Entries from a visual dataset
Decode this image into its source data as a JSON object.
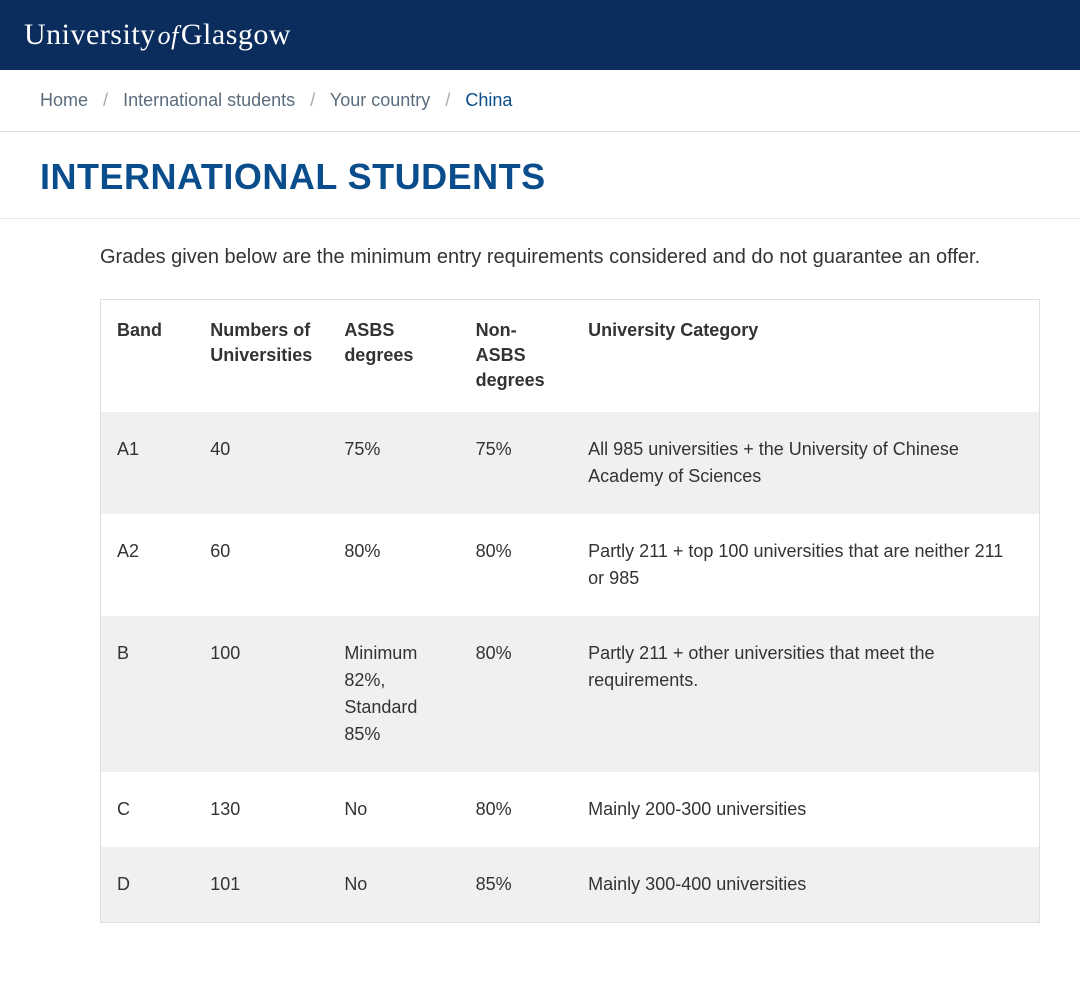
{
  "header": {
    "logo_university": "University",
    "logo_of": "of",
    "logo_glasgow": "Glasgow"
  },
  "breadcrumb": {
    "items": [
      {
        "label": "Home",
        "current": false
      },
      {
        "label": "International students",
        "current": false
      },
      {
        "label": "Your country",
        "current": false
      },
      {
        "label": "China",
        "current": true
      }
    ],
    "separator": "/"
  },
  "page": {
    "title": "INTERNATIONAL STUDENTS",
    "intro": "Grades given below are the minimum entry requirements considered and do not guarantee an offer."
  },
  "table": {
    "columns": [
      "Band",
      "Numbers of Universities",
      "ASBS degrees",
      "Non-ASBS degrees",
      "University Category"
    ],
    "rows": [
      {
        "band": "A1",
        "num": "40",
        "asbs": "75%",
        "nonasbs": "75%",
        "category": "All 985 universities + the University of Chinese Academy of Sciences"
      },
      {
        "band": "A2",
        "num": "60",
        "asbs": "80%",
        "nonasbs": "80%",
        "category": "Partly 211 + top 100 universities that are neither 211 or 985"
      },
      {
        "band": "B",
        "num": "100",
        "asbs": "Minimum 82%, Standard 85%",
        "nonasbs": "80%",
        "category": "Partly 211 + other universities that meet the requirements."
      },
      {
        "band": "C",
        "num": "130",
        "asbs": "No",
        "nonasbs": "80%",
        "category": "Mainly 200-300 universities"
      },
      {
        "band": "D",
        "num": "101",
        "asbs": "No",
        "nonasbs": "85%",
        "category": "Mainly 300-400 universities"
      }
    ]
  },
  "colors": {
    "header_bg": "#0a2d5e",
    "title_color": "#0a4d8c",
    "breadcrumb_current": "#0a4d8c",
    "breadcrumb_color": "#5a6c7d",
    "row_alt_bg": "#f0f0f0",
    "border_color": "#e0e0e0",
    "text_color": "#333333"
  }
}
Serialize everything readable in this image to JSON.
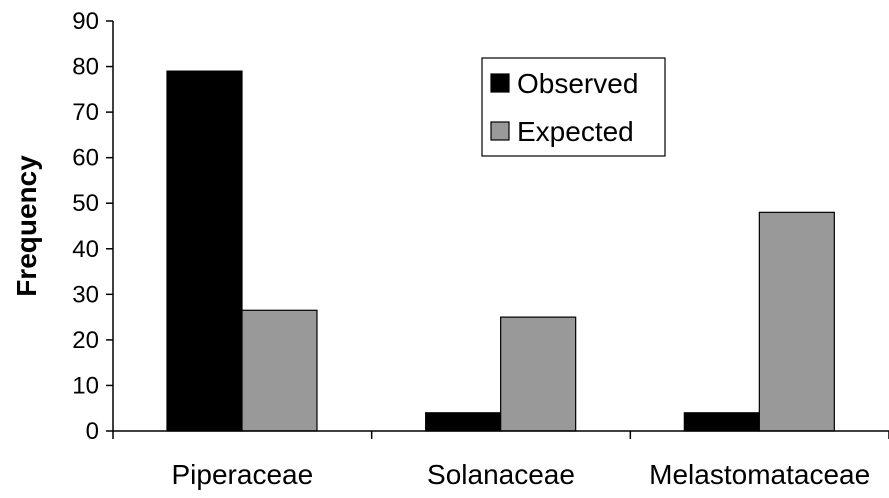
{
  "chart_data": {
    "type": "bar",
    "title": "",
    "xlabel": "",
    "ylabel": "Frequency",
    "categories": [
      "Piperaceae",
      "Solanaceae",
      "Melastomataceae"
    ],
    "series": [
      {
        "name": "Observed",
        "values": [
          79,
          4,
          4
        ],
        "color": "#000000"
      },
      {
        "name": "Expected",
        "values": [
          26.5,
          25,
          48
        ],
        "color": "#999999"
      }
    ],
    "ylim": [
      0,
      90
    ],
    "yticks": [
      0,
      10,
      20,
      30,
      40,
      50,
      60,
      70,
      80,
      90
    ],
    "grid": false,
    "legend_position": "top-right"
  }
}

» **INSTRUCTIONS FOR THE TASK**: The copy should hold exactly the lines from the line containing "Serialize everything readable" through the end of the data, both ends included, and no pictures.

» **EXERCISE SOLUTION**:
Serialize everything readable in this image to JSON.
{
  "chart_data": {
    "type": "bar",
    "title": "",
    "xlabel": "",
    "ylabel": "Frequency",
    "categories": [
      "Piperaceae",
      "Solanaceae",
      "Melastomataceae"
    ],
    "series": [
      {
        "name": "Observed",
        "values": [
          79,
          4,
          4
        ],
        "color": "#000000"
      },
      {
        "name": "Expected",
        "values": [
          26.5,
          25,
          48
        ],
        "color": "#999999"
      }
    ],
    "ylim": [
      0,
      90
    ],
    "yticks": [
      0,
      10,
      20,
      30,
      40,
      50,
      60,
      70,
      80,
      90
    ],
    "grid": false,
    "legend_position": "top-right"
  }
}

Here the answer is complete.